Recorded data
>>>

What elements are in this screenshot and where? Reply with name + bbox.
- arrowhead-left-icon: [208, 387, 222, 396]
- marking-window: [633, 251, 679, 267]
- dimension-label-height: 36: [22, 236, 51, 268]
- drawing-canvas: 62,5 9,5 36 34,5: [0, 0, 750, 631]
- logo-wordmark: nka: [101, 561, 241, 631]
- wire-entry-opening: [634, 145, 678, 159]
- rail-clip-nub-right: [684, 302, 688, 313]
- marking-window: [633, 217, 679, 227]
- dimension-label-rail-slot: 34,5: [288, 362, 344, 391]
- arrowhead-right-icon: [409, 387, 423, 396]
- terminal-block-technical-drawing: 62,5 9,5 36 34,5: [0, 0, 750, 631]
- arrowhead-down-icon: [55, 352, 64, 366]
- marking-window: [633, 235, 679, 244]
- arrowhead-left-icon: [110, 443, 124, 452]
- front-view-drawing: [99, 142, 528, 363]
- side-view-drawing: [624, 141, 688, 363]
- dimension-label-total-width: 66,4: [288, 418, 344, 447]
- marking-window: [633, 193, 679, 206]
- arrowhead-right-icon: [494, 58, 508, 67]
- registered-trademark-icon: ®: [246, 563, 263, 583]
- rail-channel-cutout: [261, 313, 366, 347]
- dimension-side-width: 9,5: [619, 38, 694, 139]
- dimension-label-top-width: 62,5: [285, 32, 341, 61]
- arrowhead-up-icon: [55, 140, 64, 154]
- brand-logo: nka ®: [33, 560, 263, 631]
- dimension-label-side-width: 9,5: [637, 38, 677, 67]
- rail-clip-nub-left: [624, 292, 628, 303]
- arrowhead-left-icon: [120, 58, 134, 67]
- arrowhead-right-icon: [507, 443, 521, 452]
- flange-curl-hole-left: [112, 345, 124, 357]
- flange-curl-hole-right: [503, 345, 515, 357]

<<<

## EXERCISE TASK
Reproduce the data above, swapping every occurrence of "marking-window" with "label-window" and leaving everything else unchanged.

## EXERCISE ANSWER
What elements are in this screenshot and where? Reply with name + bbox.
- arrowhead-left-icon: [208, 387, 222, 396]
- label-window: [633, 251, 679, 267]
- dimension-label-height: 36: [22, 236, 51, 268]
- drawing-canvas: 62,5 9,5 36 34,5: [0, 0, 750, 631]
- logo-wordmark: nka: [101, 561, 241, 631]
- wire-entry-opening: [634, 145, 678, 159]
- rail-clip-nub-right: [684, 302, 688, 313]
- label-window: [633, 217, 679, 227]
- dimension-label-rail-slot: 34,5: [288, 362, 344, 391]
- arrowhead-right-icon: [409, 387, 423, 396]
- terminal-block-technical-drawing: 62,5 9,5 36 34,5: [0, 0, 750, 631]
- arrowhead-down-icon: [55, 352, 64, 366]
- label-window: [633, 235, 679, 244]
- arrowhead-left-icon: [110, 443, 124, 452]
- front-view-drawing: [99, 142, 528, 363]
- side-view-drawing: [624, 141, 688, 363]
- dimension-label-total-width: 66,4: [288, 418, 344, 447]
- label-window: [633, 193, 679, 206]
- arrowhead-right-icon: [494, 58, 508, 67]
- registered-trademark-icon: ®: [246, 563, 263, 583]
- rail-channel-cutout: [261, 313, 366, 347]
- dimension-side-width: 9,5: [619, 38, 694, 139]
- dimension-label-top-width: 62,5: [285, 32, 341, 61]
- arrowhead-up-icon: [55, 140, 64, 154]
- brand-logo: nka ®: [33, 560, 263, 631]
- dimension-label-side-width: 9,5: [637, 38, 677, 67]
- rail-clip-nub-left: [624, 292, 628, 303]
- arrowhead-left-icon: [120, 58, 134, 67]
- arrowhead-right-icon: [507, 443, 521, 452]
- flange-curl-hole-left: [112, 345, 124, 357]
- flange-curl-hole-right: [503, 345, 515, 357]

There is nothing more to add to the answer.